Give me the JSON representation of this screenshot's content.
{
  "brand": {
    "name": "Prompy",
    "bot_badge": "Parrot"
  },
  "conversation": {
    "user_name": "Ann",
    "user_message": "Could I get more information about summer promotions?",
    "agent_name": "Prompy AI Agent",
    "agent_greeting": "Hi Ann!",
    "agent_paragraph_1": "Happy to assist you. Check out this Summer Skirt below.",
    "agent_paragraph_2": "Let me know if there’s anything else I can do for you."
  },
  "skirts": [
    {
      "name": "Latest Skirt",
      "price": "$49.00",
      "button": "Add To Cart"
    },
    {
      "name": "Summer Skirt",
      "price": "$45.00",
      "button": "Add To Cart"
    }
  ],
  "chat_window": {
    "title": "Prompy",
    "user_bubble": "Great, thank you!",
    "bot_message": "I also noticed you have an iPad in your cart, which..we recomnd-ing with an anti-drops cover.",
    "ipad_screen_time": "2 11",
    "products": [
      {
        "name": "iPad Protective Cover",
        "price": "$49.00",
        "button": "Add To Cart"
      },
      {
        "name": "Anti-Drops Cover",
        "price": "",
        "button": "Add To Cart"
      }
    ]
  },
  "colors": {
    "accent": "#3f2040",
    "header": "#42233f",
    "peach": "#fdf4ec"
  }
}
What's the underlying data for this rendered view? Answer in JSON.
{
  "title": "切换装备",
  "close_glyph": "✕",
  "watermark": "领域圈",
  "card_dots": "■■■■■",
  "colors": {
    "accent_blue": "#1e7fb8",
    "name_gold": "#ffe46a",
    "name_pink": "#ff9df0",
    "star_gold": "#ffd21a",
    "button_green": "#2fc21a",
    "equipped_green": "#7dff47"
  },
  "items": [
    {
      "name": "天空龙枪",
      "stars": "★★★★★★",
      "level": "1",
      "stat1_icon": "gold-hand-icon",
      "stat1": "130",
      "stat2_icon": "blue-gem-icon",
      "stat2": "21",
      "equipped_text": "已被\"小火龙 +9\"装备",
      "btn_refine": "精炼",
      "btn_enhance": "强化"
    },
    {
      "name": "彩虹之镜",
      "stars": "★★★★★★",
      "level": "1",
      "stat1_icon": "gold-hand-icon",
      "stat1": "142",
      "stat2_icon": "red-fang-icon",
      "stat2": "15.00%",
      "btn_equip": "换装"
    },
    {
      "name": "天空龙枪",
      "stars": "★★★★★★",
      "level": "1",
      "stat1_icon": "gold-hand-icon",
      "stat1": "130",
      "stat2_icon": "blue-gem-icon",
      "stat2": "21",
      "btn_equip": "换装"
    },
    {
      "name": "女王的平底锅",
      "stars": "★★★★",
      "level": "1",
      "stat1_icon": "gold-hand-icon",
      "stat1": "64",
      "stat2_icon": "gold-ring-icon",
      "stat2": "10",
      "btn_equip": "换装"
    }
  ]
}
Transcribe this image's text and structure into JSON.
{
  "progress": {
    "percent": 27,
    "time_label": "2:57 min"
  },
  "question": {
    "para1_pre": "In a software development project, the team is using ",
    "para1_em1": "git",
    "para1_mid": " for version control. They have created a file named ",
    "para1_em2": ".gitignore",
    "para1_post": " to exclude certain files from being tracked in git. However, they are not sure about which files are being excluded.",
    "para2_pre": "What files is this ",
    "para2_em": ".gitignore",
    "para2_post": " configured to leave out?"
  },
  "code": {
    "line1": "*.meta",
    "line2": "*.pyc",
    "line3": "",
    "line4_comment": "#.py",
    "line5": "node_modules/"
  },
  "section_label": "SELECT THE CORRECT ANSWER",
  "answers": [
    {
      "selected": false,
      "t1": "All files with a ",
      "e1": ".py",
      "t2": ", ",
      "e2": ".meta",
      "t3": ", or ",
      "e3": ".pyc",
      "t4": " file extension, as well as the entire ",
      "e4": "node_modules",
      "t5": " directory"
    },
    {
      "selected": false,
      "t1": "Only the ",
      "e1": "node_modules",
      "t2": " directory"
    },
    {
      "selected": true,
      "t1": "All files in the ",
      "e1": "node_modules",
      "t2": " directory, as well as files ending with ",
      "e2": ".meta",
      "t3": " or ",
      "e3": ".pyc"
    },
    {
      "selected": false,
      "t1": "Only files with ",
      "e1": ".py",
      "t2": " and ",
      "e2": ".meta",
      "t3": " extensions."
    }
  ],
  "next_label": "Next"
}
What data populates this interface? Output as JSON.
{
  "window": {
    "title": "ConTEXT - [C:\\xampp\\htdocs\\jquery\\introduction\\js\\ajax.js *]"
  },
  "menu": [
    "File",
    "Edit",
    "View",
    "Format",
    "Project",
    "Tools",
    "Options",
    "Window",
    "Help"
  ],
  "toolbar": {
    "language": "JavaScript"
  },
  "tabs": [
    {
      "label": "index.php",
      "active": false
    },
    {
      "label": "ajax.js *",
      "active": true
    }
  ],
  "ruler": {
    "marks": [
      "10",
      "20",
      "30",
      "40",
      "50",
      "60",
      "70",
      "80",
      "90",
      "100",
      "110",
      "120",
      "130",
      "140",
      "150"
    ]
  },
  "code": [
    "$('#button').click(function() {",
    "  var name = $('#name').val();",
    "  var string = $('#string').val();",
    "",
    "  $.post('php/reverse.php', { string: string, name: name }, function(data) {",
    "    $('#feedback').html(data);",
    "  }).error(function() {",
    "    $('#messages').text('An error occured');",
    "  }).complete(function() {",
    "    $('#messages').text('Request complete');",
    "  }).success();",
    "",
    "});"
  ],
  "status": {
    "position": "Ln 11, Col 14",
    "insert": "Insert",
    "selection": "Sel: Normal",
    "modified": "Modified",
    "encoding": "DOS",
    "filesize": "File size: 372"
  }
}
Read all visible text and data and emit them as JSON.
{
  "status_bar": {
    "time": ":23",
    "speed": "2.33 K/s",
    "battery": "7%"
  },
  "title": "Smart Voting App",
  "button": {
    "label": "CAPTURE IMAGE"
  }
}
───
Written exercise
Write out every record, exactly as written.

Final answer
Give me the JSON representation of this screenshot's content.
{
  "brand": {
    "name": "Prompy",
    "bot_badge": "Parrot"
  },
  "conversation": {
    "user_name": "Ann",
    "user_message": "Could I get more information about summer promotions?",
    "agent_name": "Prompy AI Agent",
    "agent_greeting": "Hi Ann!",
    "agent_paragraph_1": "Happy to assist you. Check out this Summer Skirt below.",
    "agent_paragraph_2": "Let me know if there’s anything else I can do for you."
  },
  "skirts": [
    {
      "name": "Latest Skirt",
      "price": "$49.00",
      "button": "Add To Cart"
    },
    {
      "name": "Summer Skirt",
      "price": "$45.00",
      "button": "Add To Cart"
    }
  ],
  "chat_window": {
    "title": "Prompy",
    "user_bubble": "Great, thank you!",
    "bot_message": "I also noticed you have an iPad in your cart, which..we recomnd-ing with an anti-drops cover.",
    "ipad_screen_time": "2 11",
    "products": [
      {
        "name": "iPad Protective Cover",
        "price": "$49.00",
        "button": "Add To Cart"
      },
      {
        "name": "Anti-Drops Cover",
        "price": "",
        "button": "Add To Cart"
      }
    ]
  },
  "colors": {
    "accent": "#3f2040",
    "header": "#42233f",
    "peach": "#fdf4ec"
  }
}
What's the underlying data for this rendered view? Answer in JSON.
{
  "title": "切换装备",
  "close_glyph": "✕",
  "watermark": "领域圈",
  "card_dots": "■■■■■",
  "colors": {
    "accent_blue": "#1e7fb8",
    "name_gold": "#ffe46a",
    "name_pink": "#ff9df0",
    "star_gold": "#ffd21a",
    "button_green": "#2fc21a",
    "equipped_green": "#7dff47"
  },
  "items": [
    {
      "name": "天空龙枪",
      "stars": "★★★★★★",
      "level": "1",
      "stat1_icon": "gold-hand-icon",
      "stat1": "130",
      "stat2_icon": "blue-gem-icon",
      "stat2": "21",
      "equipped_text": "已被\"小火龙 +9\"装备",
      "btn_refine": "精炼",
      "btn_enhance": "强化"
    },
    {
      "name": "彩虹之镜",
      "stars": "★★★★★★",
      "level": "1",
      "stat1_icon": "gold-hand-icon",
      "stat1": "142",
      "stat2_icon": "red-fang-icon",
      "stat2": "15.00%",
      "btn_equip": "换装"
    },
    {
      "name": "天空龙枪",
      "stars": "★★★★★★",
      "level": "1",
      "stat1_icon": "gold-hand-icon",
      "stat1": "130",
      "stat2_icon": "blue-gem-icon",
      "stat2": "21",
      "btn_equip": "换装"
    },
    {
      "name": "女王的平底锅",
      "stars": "★★★★",
      "level": "1",
      "stat1_icon": "gold-hand-icon",
      "stat1": "64",
      "stat2_icon": "gold-ring-icon",
      "stat2": "10",
      "btn_equip": "换装"
    }
  ]
}
Transcribe this image's text and structure into JSON.
{
  "progress": {
    "percent": 27,
    "time_label": "2:57 min"
  },
  "question": {
    "para1_pre": "In a software development project, the team is using ",
    "para1_em1": "git",
    "para1_mid": " for version control. They have created a file named ",
    "para1_em2": ".gitignore",
    "para1_post": " to exclude certain files from being tracked in git. However, they are not sure about which files are being excluded.",
    "para2_pre": "What files is this ",
    "para2_em": ".gitignore",
    "para2_post": " configured to leave out?"
  },
  "code": {
    "line1": "*.meta",
    "line2": "*.pyc",
    "line3": "",
    "line4_comment": "#.py",
    "line5": "node_modules/"
  },
  "section_label": "SELECT THE CORRECT ANSWER",
  "answers": [
    {
      "selected": false,
      "t1": "All files with a ",
      "e1": ".py",
      "t2": ", ",
      "e2": ".meta",
      "t3": ", or ",
      "e3": ".pyc",
      "t4": " file extension, as well as the entire ",
      "e4": "node_modules",
      "t5": " directory"
    },
    {
      "selected": false,
      "t1": "Only the ",
      "e1": "node_modules",
      "t2": " directory"
    },
    {
      "selected": true,
      "t1": "All files in the ",
      "e1": "node_modules",
      "t2": " directory, as well as files ending with ",
      "e2": ".meta",
      "t3": " or ",
      "e3": ".pyc"
    },
    {
      "selected": false,
      "t1": "Only files with ",
      "e1": ".py",
      "t2": " and ",
      "e2": ".meta",
      "t3": " extensions."
    }
  ],
  "next_label": "Next"
}
What data populates this interface? Output as JSON.
{
  "window": {
    "title": "ConTEXT - [C:\\xampp\\htdocs\\jquery\\introduction\\js\\ajax.js *]"
  },
  "menu": [
    "File",
    "Edit",
    "View",
    "Format",
    "Project",
    "Tools",
    "Options",
    "Window",
    "Help"
  ],
  "toolbar": {
    "language": "JavaScript"
  },
  "tabs": [
    {
      "label": "index.php",
      "active": false
    },
    {
      "label": "ajax.js *",
      "active": true
    }
  ],
  "ruler": {
    "marks": [
      "10",
      "20",
      "30",
      "40",
      "50",
      "60",
      "70",
      "80",
      "90",
      "100",
      "110",
      "120",
      "130",
      "140",
      "150"
    ]
  },
  "code": [
    "$('#button').click(function() {",
    "  var name = $('#name').val();",
    "  var string = $('#string').val();",
    "",
    "  $.post('php/reverse.php', { string: string, name: name }, function(data) {",
    "    $('#feedback').html(data);",
    "  }).error(function() {",
    "    $('#messages').text('An error occured');",
    "  }).complete(function() {",
    "    $('#messages').text('Request complete');",
    "  }).success();",
    "",
    "});"
  ],
  "status": {
    "position": "Ln 11, Col 14",
    "insert": "Insert",
    "selection": "Sel: Normal",
    "modified": "Modified",
    "encoding": "DOS",
    "filesize": "File size: 372"
  }
}
Read all visible text and data and emit them as JSON.
{
  "status_bar": {
    "time": ":23",
    "speed": "2.33 K/s",
    "battery": "7%"
  },
  "title": "Smart Voting App",
  "button": {
    "label": "CAPTURE IMAGE"
  }
}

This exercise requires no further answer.